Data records

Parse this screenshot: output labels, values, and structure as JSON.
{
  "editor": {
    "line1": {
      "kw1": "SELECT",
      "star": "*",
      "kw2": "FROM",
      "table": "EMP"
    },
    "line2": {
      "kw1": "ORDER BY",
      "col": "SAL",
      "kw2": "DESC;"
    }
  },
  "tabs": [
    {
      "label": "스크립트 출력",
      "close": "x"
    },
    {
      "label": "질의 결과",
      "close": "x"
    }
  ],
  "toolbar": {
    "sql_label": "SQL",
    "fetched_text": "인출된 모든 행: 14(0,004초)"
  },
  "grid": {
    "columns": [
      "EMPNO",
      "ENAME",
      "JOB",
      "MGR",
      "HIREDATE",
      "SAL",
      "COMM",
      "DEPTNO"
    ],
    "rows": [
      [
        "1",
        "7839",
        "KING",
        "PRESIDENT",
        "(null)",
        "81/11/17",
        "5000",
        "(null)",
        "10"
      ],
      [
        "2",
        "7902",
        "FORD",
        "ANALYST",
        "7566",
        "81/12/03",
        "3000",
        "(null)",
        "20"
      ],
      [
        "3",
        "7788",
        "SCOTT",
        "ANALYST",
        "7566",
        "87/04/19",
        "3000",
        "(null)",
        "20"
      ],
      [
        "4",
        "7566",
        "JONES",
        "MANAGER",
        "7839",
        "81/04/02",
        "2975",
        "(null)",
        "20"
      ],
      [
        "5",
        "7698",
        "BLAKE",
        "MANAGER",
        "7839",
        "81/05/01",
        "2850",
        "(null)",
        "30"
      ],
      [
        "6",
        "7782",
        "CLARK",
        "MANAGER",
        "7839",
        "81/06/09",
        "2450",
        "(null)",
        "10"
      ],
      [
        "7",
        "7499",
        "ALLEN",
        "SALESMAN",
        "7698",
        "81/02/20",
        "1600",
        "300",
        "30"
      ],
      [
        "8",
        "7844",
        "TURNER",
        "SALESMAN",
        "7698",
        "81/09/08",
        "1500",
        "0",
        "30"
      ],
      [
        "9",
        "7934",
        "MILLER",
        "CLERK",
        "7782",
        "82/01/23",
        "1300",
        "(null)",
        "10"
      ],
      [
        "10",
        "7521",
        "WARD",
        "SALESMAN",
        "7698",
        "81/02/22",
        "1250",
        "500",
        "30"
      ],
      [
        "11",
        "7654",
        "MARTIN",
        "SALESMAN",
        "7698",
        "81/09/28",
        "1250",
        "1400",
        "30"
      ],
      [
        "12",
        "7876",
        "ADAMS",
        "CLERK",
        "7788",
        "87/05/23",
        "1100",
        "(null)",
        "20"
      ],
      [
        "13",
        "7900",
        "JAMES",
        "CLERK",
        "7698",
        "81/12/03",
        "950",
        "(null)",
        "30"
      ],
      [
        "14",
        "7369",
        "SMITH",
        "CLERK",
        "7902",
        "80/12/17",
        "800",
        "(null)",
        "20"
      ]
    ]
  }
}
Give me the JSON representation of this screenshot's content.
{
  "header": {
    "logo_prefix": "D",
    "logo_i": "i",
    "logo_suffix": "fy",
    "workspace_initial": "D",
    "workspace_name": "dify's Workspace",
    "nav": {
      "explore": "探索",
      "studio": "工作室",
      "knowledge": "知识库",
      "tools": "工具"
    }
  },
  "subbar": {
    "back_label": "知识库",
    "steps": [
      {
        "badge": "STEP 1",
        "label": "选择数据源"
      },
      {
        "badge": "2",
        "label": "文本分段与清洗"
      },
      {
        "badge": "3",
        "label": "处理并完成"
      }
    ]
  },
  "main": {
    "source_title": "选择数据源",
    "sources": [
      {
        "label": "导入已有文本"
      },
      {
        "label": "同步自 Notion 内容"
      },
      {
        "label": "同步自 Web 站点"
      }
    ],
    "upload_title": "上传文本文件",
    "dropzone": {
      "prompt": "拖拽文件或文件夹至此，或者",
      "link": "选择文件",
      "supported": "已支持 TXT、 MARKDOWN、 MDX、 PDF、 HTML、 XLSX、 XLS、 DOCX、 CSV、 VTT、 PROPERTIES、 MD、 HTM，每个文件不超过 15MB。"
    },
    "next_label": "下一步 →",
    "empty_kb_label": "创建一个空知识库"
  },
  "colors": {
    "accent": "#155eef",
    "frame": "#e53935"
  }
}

---

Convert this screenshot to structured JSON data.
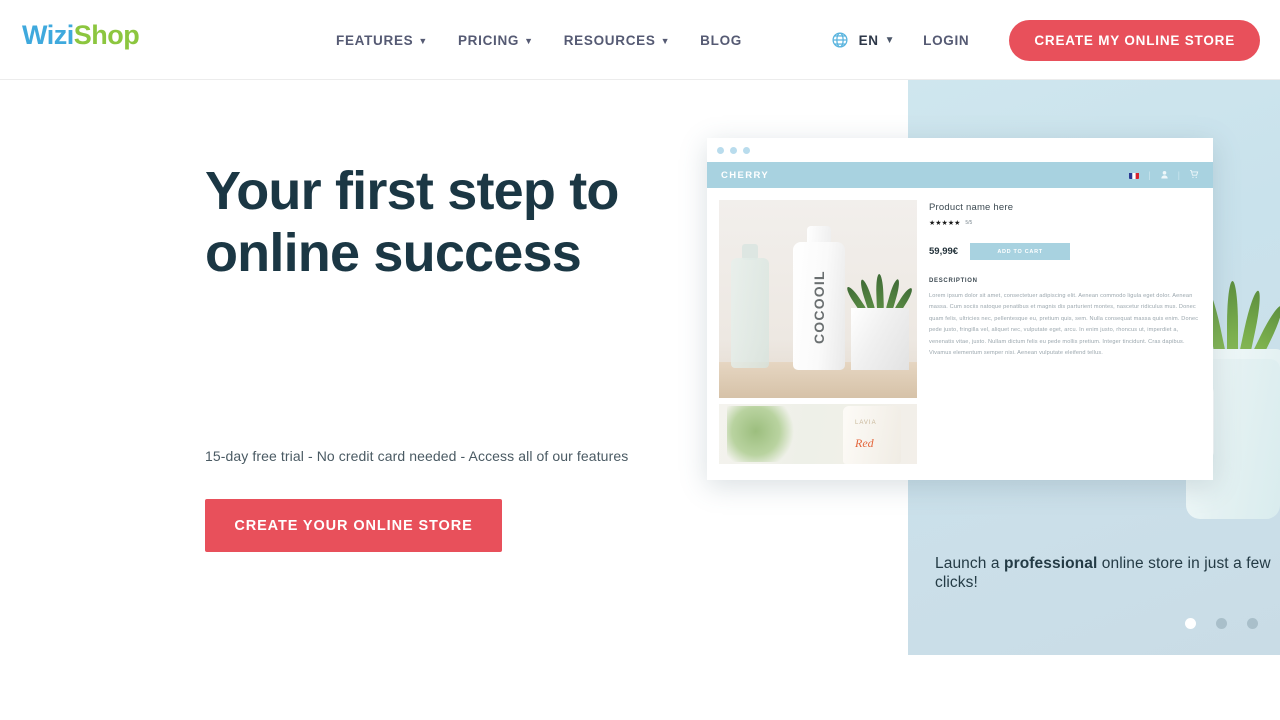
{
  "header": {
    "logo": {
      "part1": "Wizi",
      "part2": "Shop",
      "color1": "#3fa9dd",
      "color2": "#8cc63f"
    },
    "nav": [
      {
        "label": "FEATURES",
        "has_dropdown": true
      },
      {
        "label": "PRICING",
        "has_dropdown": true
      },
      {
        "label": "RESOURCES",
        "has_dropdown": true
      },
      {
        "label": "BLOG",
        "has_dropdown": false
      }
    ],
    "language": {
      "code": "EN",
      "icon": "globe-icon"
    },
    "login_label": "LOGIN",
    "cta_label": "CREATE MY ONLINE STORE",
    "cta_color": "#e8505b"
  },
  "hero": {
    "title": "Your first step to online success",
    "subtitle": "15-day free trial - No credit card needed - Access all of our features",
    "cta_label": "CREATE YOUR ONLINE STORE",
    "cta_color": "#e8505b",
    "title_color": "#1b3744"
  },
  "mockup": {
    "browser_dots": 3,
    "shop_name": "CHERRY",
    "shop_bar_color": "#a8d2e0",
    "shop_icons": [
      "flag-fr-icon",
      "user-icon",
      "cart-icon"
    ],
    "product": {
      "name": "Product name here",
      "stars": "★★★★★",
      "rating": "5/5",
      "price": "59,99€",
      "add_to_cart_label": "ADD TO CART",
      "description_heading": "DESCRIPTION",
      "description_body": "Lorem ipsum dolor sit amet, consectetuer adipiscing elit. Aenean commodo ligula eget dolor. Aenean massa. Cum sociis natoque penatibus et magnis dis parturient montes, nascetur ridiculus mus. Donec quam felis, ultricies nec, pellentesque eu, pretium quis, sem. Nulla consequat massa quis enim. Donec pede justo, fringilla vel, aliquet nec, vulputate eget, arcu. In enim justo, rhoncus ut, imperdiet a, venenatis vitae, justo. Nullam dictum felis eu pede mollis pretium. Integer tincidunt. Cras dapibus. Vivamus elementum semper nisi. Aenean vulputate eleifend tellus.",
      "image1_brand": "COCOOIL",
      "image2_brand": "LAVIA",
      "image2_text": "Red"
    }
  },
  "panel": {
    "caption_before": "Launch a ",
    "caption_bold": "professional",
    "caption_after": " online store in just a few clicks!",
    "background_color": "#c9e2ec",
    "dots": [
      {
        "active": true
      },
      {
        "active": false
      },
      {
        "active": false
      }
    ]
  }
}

TASK TO COMPLETE: List every line in the records above that contains the word "this".

RESULT:
Parse this screenshot: output labels, values, and structure as JSON.
Give me the JSON representation of this screenshot's content.
Convert this screenshot to structured JSON data.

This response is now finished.